[Data entries]

___

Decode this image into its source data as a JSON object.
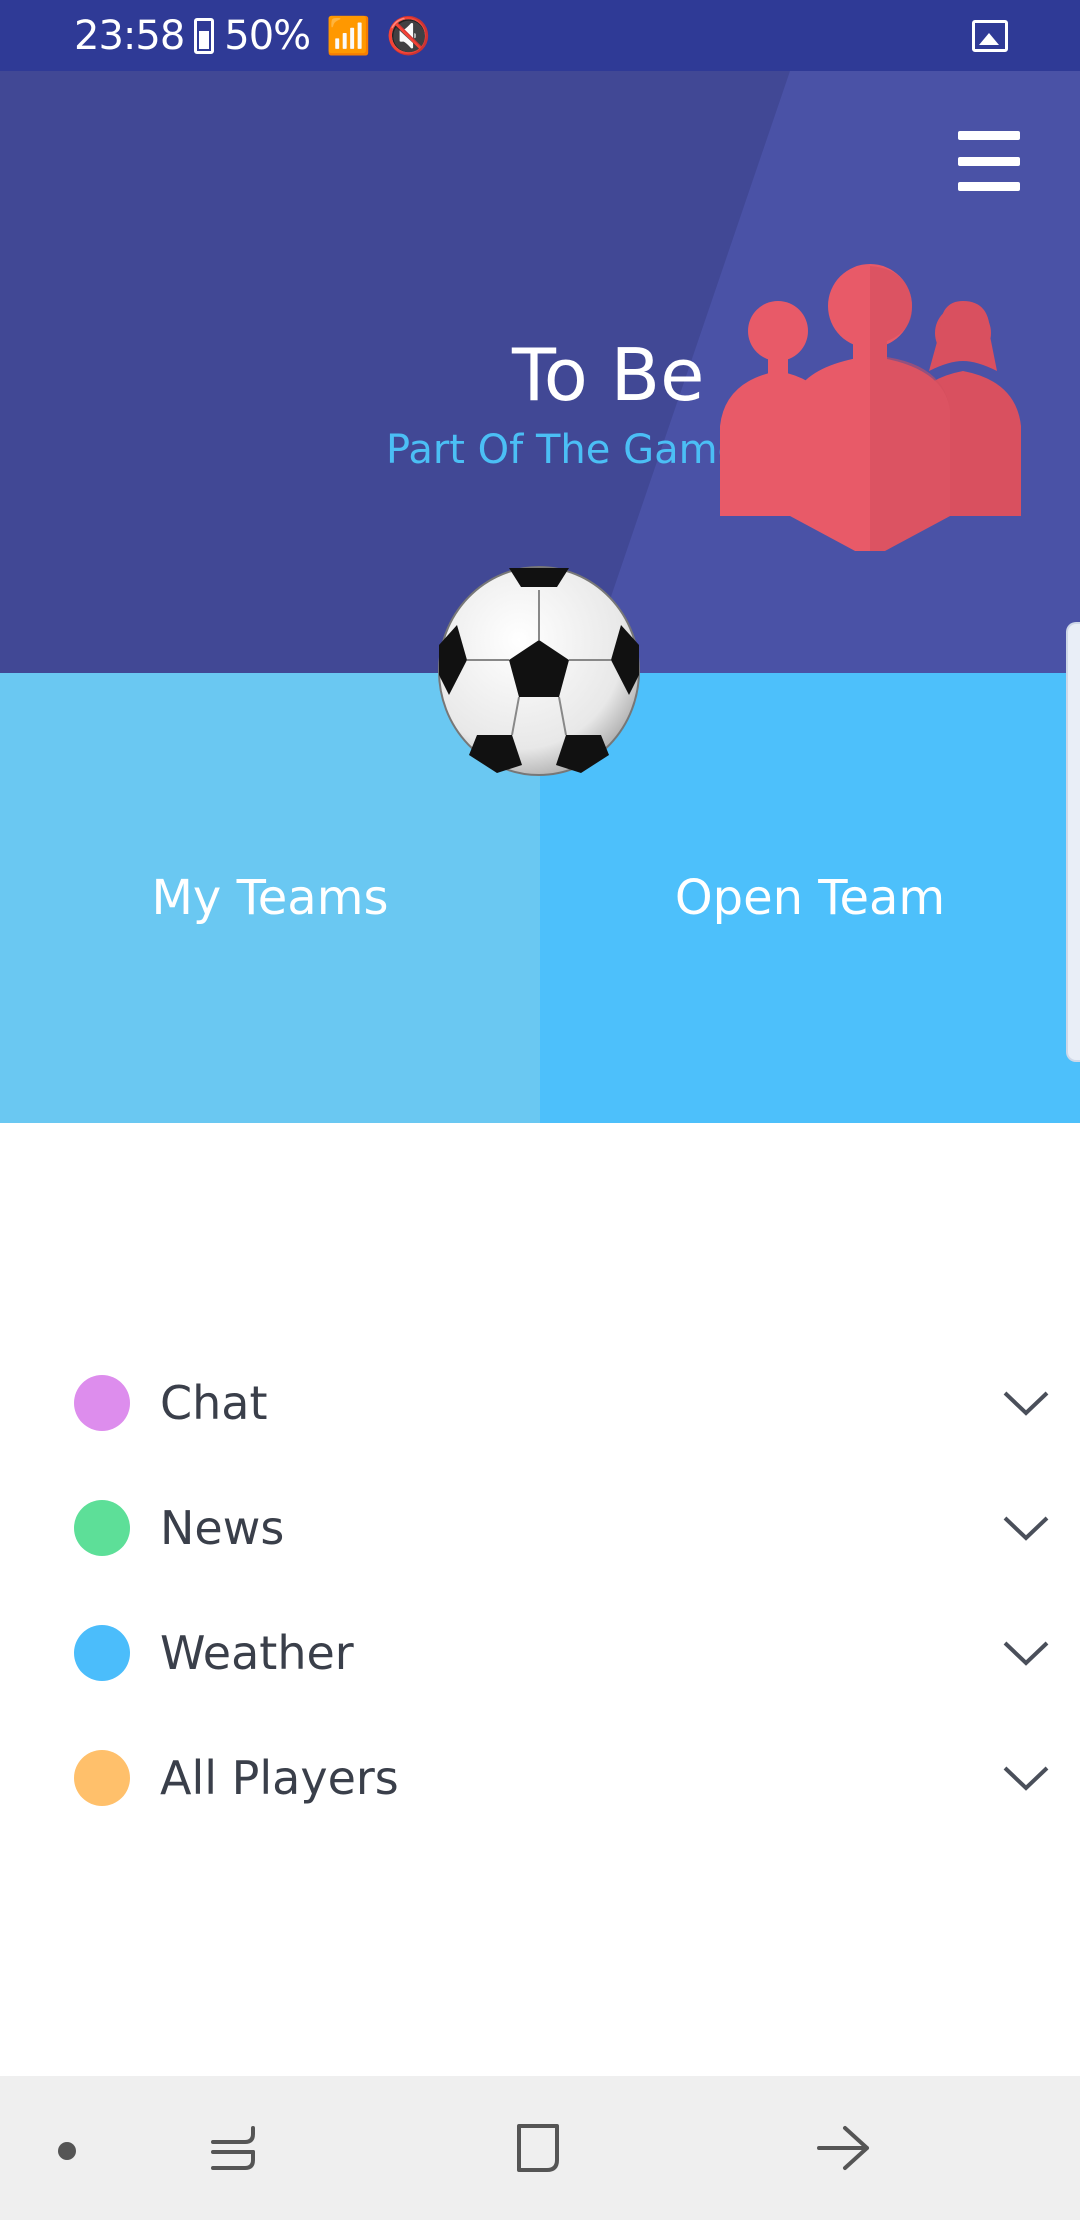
{
  "status_bar": {
    "time": "23:58",
    "battery": "50%",
    "icons": [
      "battery-icon",
      "signal-icon",
      "wifi-icon",
      "mute-icon",
      "gallery-icon"
    ]
  },
  "header": {
    "title": "To Be",
    "subtitle": "Part Of The Game",
    "colors": {
      "bg": "#414895",
      "accent": "#4bbff5",
      "people": "#e85a68"
    }
  },
  "buttons": {
    "left": "My Teams",
    "right": "Open Team"
  },
  "list": [
    {
      "label": "Chat",
      "color": "#dd8ded"
    },
    {
      "label": "News",
      "color": "#5ddf98"
    },
    {
      "label": "Weather",
      "color": "#4bbdfb"
    },
    {
      "label": "All Players",
      "color": "#ffc06b"
    }
  ],
  "nav": {
    "icons": [
      "dot-icon",
      "recent-apps-icon",
      "home-icon",
      "back-icon"
    ]
  }
}
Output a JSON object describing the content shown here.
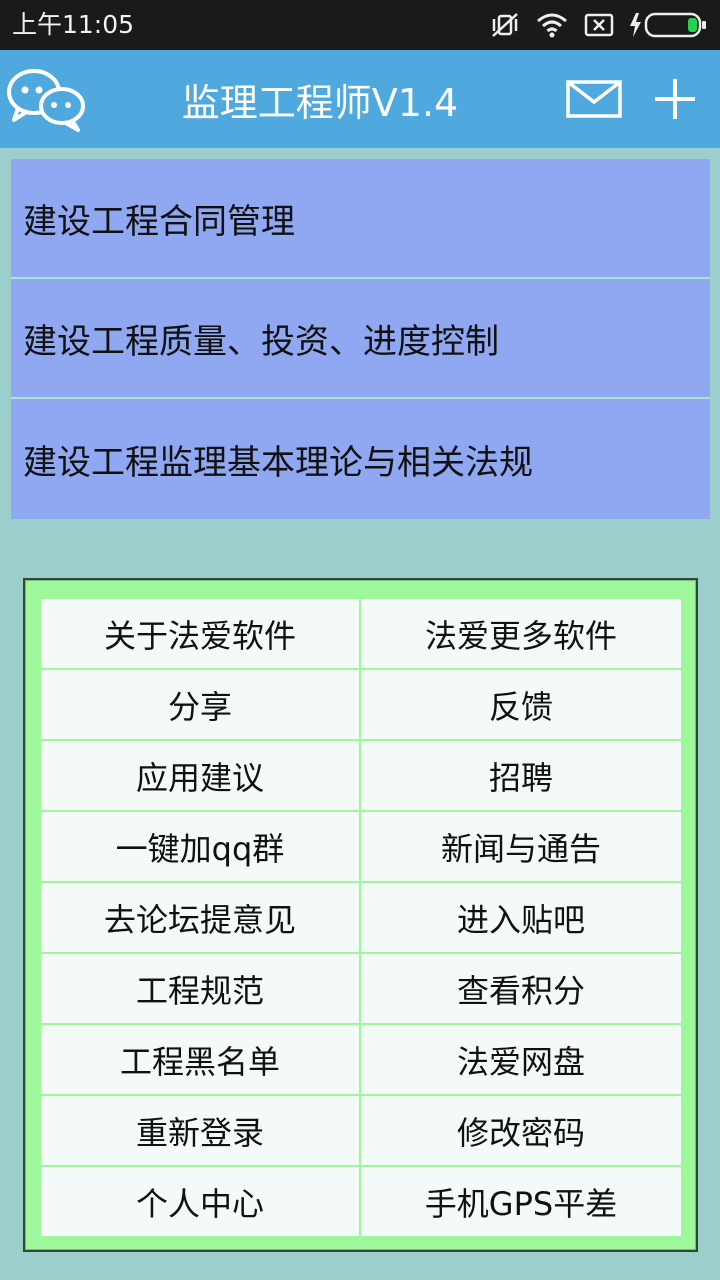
{
  "status_bar": {
    "time": "上午11:05",
    "icons": [
      "vibrate-off-icon",
      "wifi-icon",
      "sim-off-icon",
      "battery-charging-icon"
    ]
  },
  "app_bar": {
    "title": "监理工程师V1.4",
    "icons": [
      "chat-logo-icon",
      "mail-icon",
      "plus-icon"
    ]
  },
  "menu": {
    "items": [
      {
        "label": "建设工程合同管理"
      },
      {
        "label": "建设工程质量、投资、进度控制"
      },
      {
        "label": "建设工程监理基本理论与相关法规"
      }
    ]
  },
  "grid": {
    "rows": [
      {
        "left": "关于法爱软件",
        "right": "法爱更多软件"
      },
      {
        "left": "分享",
        "right": "反馈"
      },
      {
        "left": "应用建议",
        "right": "招聘"
      },
      {
        "left": "一键加qq群",
        "right": "新闻与通告"
      },
      {
        "left": "去论坛提意见",
        "right": "进入贴吧"
      },
      {
        "left": "工程规范",
        "right": "查看积分"
      },
      {
        "left": "工程黑名单",
        "right": "法爱网盘"
      },
      {
        "left": "重新登录",
        "right": "修改密码"
      },
      {
        "left": "个人中心",
        "right": "手机GPS平差"
      }
    ]
  },
  "colors": {
    "app_bar": "#4fa8de",
    "menu_item": "#90a8f2",
    "panel_border": "#9ff79c",
    "background": "#9ccfcb"
  }
}
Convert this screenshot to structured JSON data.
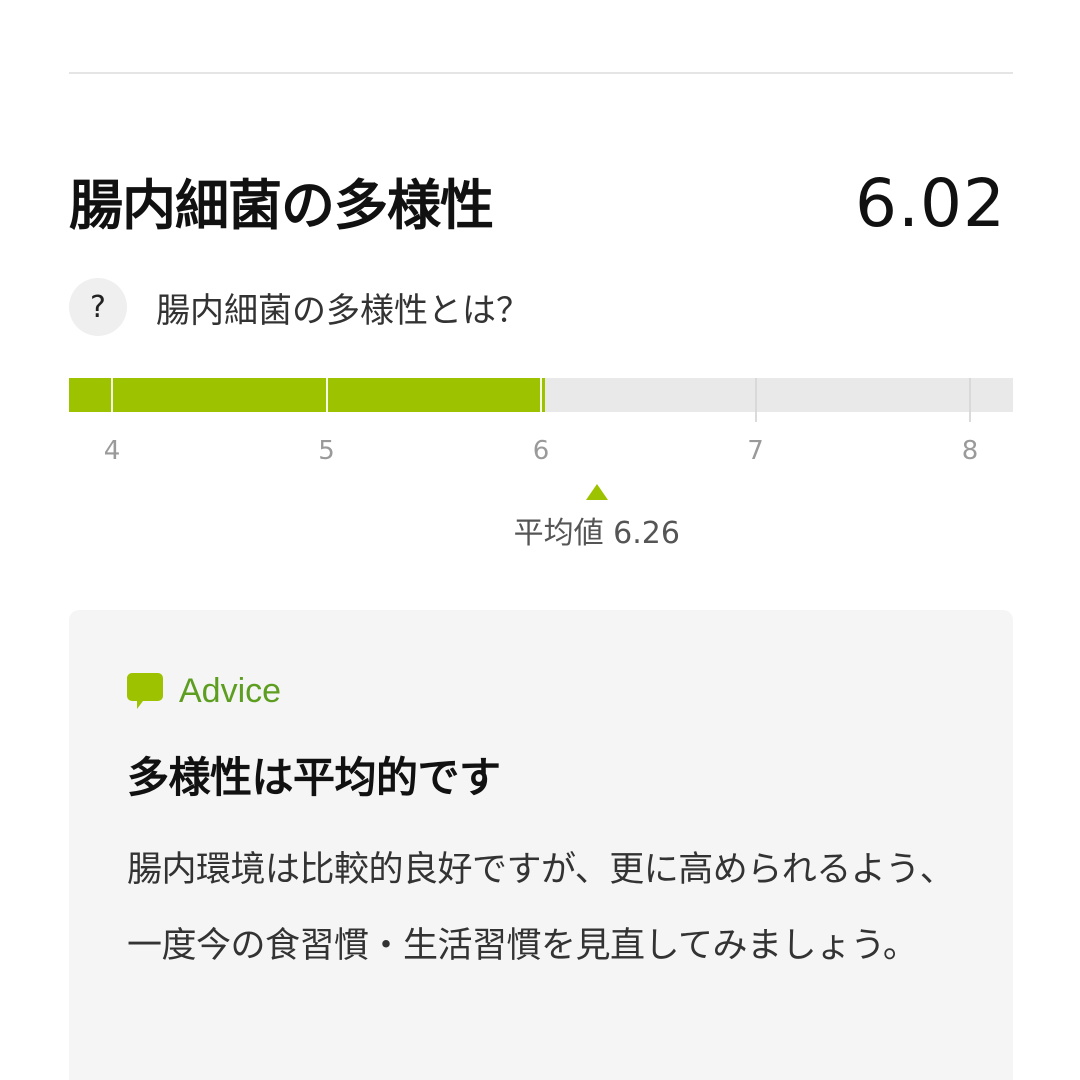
{
  "metric": {
    "title": "腸内細菌の多様性",
    "value": "6.02",
    "help_label": "腸内細菌の多様性とは？",
    "help_icon": "question-icon",
    "help_symbol": "?"
  },
  "scale": {
    "min": 4,
    "max": 8,
    "ticks": [
      "4",
      "5",
      "6",
      "7",
      "8"
    ],
    "current": 6.02,
    "average": 6.26,
    "average_label": "平均値 6.26",
    "fill_color": "#9dc300",
    "track_color": "#e9e9e9"
  },
  "advice": {
    "label": "Advice",
    "icon": "speech-bubble-icon",
    "accent_color": "#5d9e20",
    "title": "多様性は平均的です",
    "body": "腸内環境は比較的良好ですが、更に高められるよう、一度今の食習慣・生活習慣を見直してみましょう。"
  }
}
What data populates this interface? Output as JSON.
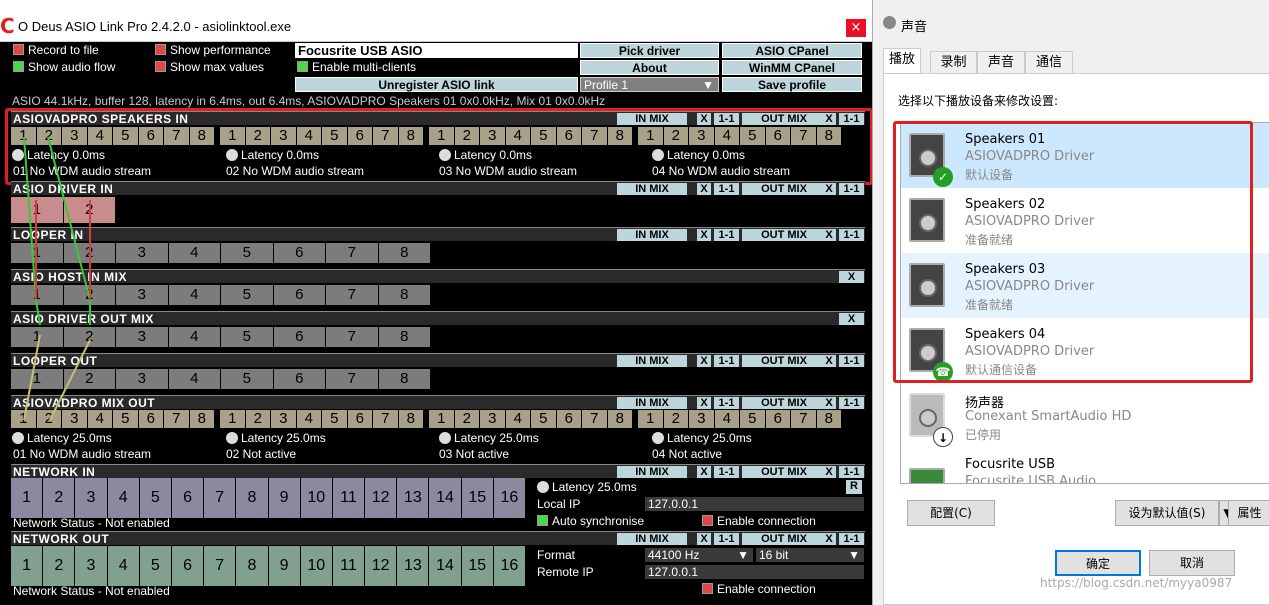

___

Task to complete
Leave out the pictures and transcribe everything else exactly.

Task solution
Decode this image into its source data as a JSON object.
{
  "status_bar": {
    "time": "23:58",
    "battery": "50%",
    "icons": [
      "battery-icon",
      "signal-icon",
      "wifi-icon",
      "mute-icon",
      "gallery-icon"
    ]
  },
  "header": {
    "title": "To Be",
    "subtitle": "Part Of The Game",
    "colors": {
      "bg": "#414895",
      "accent": "#4bbff5",
      "people": "#e85a68"
    }
  },
  "buttons": {
    "left": "My Teams",
    "right": "Open Team"
  },
  "list": [
    {
      "label": "Chat",
      "color": "#dd8ded"
    },
    {
      "label": "News",
      "color": "#5ddf98"
    },
    {
      "label": "Weather",
      "color": "#4bbdfb"
    },
    {
      "label": "All Players",
      "color": "#ffc06b"
    }
  ],
  "nav": {
    "icons": [
      "dot-icon",
      "recent-apps-icon",
      "home-icon",
      "back-icon"
    ]
  }
}
Output a JSON object describing the content shown here.
{
  "status_bar": {
    "time": "上午11:05",
    "icons": [
      "vibrate-off-icon",
      "wifi-icon",
      "sim-off-icon",
      "battery-charging-icon"
    ]
  },
  "app_bar": {
    "title": "监理工程师V1.4",
    "icons": [
      "chat-logo-icon",
      "mail-icon",
      "plus-icon"
    ]
  },
  "menu": {
    "items": [
      {
        "label": "建设工程合同管理"
      },
      {
        "label": "建设工程质量、投资、进度控制"
      },
      {
        "label": "建设工程监理基本理论与相关法规"
      }
    ]
  },
  "grid": {
    "rows": [
      {
        "left": "关于法爱软件",
        "right": "法爱更多软件"
      },
      {
        "left": "分享",
        "right": "反馈"
      },
      {
        "left": "应用建议",
        "right": "招聘"
      },
      {
        "left": "一键加qq群",
        "right": "新闻与通告"
      },
      {
        "left": "去论坛提意见",
        "right": "进入贴吧"
      },
      {
        "left": "工程规范",
        "right": "查看积分"
      },
      {
        "left": "工程黑名单",
        "right": "法爱网盘"
      },
      {
        "left": "重新登录",
        "right": "修改密码"
      },
      {
        "left": "个人中心",
        "right": "手机GPS平差"
      }
    ]
  },
  "colors": {
    "app_bar": "#4fa8de",
    "menu_item": "#90a8f2",
    "panel_border": "#9ff79c",
    "background": "#9ccfcb"
  }
}
Convert this screenshot to structured JSON data.
{
  "metric": {
    "title": "腸内細菌の多様性",
    "value": "6.02",
    "help_label": "腸内細菌の多様性とは？",
    "help_icon": "question-icon",
    "help_symbol": "?"
  },
  "scale": {
    "min": 4,
    "max": 8,
    "ticks": [
      "4",
      "5",
      "6",
      "7",
      "8"
    ],
    "current": 6.02,
    "average": 6.26,
    "average_label": "平均値 6.26",
    "fill_color": "#9dc300",
    "track_color": "#e9e9e9"
  },
  "advice": {
    "label": "Advice",
    "icon": "speech-bubble-icon",
    "accent_color": "#5d9e20",
    "title": "多様性は平均的です",
    "body": "腸内環境は比較的良好ですが、更に高められるよう、一度今の食習慣・生活習慣を見直してみましょう。"
  }
}
What data populates this interface? Output as JSON.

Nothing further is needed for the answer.